(Records from a dataset)
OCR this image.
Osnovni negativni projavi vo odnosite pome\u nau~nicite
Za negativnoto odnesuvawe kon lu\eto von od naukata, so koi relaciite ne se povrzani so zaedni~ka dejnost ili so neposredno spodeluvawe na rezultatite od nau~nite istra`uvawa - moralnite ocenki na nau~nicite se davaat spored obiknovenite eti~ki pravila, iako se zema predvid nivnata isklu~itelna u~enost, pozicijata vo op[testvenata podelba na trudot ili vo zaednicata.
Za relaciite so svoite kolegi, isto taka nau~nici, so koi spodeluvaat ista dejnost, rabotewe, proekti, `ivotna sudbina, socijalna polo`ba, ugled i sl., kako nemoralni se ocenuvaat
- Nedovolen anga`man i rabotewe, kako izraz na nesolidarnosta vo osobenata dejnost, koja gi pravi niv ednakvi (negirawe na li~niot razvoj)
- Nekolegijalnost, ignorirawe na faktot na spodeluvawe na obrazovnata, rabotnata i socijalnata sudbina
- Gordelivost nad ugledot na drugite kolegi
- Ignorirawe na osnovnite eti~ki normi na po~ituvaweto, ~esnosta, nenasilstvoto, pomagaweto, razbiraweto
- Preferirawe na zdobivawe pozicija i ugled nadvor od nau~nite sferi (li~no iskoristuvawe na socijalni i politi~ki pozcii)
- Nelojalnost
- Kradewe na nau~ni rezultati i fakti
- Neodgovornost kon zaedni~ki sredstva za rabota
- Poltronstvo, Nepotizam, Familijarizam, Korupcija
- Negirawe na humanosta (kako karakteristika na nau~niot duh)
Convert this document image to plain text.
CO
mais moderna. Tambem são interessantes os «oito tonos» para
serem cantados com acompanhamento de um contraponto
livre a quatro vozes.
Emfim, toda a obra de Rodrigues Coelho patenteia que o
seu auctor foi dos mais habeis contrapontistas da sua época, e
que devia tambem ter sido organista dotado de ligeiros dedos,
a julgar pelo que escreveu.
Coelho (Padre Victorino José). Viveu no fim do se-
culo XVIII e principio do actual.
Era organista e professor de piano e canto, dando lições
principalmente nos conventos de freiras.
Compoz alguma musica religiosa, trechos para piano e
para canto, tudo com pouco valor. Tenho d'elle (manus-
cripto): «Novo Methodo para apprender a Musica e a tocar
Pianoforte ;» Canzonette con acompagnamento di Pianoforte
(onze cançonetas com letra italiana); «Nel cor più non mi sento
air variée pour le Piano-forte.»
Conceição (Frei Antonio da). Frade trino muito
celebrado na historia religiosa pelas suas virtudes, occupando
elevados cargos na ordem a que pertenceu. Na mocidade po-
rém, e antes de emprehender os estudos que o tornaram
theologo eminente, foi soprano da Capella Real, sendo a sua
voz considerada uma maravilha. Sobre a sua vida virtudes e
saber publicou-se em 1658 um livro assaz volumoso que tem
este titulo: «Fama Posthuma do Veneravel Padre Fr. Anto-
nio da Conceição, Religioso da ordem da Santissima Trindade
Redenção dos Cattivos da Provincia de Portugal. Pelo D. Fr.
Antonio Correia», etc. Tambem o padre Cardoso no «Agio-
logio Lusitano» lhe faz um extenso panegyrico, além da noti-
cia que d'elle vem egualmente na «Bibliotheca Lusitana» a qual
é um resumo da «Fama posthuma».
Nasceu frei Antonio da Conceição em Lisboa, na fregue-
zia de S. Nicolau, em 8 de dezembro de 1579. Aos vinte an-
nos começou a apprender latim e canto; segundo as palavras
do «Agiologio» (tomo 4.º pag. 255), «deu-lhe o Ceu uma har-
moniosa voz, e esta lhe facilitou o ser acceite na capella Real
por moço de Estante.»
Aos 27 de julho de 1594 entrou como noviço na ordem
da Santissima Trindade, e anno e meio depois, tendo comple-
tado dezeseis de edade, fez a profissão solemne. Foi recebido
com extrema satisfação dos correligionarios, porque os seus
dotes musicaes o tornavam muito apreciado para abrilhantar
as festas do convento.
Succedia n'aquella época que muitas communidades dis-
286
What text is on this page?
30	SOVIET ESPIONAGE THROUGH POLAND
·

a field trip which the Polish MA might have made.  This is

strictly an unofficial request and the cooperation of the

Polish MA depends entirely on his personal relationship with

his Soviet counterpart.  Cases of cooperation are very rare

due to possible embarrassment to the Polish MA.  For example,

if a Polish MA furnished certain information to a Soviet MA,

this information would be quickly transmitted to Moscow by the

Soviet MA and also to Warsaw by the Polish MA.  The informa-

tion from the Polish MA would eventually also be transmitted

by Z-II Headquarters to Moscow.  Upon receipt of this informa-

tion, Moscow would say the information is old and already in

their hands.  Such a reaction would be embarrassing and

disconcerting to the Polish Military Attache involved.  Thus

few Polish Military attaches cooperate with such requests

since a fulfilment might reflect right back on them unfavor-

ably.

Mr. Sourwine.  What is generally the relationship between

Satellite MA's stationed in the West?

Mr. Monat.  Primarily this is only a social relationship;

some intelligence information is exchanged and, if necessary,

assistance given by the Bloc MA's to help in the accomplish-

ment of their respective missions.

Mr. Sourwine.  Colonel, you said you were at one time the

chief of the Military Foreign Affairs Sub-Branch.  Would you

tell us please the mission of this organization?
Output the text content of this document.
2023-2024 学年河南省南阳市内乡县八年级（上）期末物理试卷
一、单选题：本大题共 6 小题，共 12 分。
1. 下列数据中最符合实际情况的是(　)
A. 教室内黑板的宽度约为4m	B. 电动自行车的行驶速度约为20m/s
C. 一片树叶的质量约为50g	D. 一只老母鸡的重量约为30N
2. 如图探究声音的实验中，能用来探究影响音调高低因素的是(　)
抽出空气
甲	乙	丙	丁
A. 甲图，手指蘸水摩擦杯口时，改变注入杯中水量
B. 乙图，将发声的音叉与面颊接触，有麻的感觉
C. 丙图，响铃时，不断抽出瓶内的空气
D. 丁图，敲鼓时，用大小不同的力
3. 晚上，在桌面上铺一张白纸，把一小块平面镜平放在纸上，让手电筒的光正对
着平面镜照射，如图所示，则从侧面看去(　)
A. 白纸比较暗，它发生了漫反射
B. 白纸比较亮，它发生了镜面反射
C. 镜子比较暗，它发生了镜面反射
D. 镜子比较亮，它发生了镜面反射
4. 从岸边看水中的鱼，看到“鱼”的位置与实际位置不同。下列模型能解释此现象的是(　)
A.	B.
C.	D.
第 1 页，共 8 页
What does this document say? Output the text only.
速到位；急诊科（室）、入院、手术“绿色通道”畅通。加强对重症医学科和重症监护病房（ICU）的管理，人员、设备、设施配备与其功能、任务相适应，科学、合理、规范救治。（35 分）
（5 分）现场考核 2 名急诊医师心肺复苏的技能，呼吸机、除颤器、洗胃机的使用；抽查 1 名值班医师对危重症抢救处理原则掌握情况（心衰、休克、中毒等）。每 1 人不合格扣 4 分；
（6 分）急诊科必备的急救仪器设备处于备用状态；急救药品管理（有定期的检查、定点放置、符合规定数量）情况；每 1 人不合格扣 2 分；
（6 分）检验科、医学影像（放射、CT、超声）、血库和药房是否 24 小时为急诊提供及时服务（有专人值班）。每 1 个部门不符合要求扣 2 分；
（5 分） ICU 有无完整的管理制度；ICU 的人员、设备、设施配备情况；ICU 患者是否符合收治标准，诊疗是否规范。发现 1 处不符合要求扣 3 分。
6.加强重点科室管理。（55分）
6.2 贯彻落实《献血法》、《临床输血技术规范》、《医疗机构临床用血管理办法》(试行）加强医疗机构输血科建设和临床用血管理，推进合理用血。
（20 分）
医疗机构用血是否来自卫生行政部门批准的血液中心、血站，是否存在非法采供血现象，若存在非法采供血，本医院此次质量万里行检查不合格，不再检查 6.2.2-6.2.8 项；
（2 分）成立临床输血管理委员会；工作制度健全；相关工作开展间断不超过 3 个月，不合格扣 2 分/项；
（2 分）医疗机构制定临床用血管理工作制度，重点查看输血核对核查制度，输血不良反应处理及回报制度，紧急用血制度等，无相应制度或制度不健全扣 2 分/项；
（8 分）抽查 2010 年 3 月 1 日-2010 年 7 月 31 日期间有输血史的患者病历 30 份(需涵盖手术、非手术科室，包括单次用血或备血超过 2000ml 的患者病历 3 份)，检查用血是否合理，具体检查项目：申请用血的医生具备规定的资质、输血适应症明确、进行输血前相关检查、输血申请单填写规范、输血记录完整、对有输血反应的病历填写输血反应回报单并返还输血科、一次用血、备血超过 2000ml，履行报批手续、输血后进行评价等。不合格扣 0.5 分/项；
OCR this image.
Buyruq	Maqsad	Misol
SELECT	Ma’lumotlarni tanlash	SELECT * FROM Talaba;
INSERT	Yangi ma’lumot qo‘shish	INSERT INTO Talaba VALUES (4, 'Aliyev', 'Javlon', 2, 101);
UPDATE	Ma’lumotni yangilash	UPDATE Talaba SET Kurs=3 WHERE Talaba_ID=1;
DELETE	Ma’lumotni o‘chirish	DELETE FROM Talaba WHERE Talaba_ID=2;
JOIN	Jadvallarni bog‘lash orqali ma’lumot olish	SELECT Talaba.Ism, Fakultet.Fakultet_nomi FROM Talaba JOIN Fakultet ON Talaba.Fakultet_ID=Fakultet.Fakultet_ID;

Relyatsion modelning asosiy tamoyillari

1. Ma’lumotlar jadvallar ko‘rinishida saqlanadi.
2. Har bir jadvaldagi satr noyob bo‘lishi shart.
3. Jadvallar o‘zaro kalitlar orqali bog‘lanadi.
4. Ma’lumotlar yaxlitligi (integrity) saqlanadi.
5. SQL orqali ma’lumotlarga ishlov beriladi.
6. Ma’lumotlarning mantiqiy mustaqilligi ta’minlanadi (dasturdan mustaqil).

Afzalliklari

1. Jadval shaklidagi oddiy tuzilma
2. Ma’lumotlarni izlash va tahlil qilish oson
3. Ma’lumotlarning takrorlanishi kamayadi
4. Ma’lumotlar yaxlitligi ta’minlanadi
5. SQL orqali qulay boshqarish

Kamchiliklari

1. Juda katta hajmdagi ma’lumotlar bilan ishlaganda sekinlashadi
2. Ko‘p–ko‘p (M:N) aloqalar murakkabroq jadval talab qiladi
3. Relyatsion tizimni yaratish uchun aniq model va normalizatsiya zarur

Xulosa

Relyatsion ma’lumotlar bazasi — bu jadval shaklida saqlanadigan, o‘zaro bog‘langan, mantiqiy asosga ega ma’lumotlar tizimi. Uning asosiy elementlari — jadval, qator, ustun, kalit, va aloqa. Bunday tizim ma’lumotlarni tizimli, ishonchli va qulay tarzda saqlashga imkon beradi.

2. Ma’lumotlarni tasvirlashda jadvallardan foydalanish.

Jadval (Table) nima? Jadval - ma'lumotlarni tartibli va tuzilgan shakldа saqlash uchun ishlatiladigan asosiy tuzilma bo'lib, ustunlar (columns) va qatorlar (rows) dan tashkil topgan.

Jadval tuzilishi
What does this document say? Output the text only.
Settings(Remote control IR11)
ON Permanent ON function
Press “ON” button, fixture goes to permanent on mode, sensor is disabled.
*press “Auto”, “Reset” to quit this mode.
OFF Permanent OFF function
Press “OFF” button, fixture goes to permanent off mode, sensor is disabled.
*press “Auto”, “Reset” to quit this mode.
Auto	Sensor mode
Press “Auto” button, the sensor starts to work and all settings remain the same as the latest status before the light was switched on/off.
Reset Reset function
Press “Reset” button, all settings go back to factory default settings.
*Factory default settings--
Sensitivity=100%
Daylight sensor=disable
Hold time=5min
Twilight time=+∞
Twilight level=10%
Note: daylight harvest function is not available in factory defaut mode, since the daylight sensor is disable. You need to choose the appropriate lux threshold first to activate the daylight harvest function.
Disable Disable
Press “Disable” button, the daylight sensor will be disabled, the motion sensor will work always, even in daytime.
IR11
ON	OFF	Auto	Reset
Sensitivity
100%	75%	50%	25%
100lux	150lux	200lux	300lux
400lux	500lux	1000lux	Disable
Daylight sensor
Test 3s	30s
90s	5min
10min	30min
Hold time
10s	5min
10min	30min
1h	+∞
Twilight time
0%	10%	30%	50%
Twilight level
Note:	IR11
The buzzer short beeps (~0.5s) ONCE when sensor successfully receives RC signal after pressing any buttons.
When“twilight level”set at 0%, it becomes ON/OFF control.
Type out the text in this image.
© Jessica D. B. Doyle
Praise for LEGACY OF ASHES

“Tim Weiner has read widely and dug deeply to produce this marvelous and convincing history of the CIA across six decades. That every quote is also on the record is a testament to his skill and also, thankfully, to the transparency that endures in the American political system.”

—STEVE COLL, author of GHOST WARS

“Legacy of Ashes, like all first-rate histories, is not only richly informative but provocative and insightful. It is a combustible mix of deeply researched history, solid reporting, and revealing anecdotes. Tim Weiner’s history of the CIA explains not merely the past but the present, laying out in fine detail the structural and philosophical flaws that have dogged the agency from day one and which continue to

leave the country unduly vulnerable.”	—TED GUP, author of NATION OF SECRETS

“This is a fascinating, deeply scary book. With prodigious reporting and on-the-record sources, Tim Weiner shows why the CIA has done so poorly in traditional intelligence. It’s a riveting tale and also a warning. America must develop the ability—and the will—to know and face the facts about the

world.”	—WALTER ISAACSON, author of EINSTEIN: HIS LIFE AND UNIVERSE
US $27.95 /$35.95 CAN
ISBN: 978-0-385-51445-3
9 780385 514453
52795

TO DO
Extract every line above containing the word "What".

OUTPUT
What text is on this page?
Mr. Sourwine.  What is generally the relationship between
What does this document say? Output the text only.
What does this document say? Output the text only.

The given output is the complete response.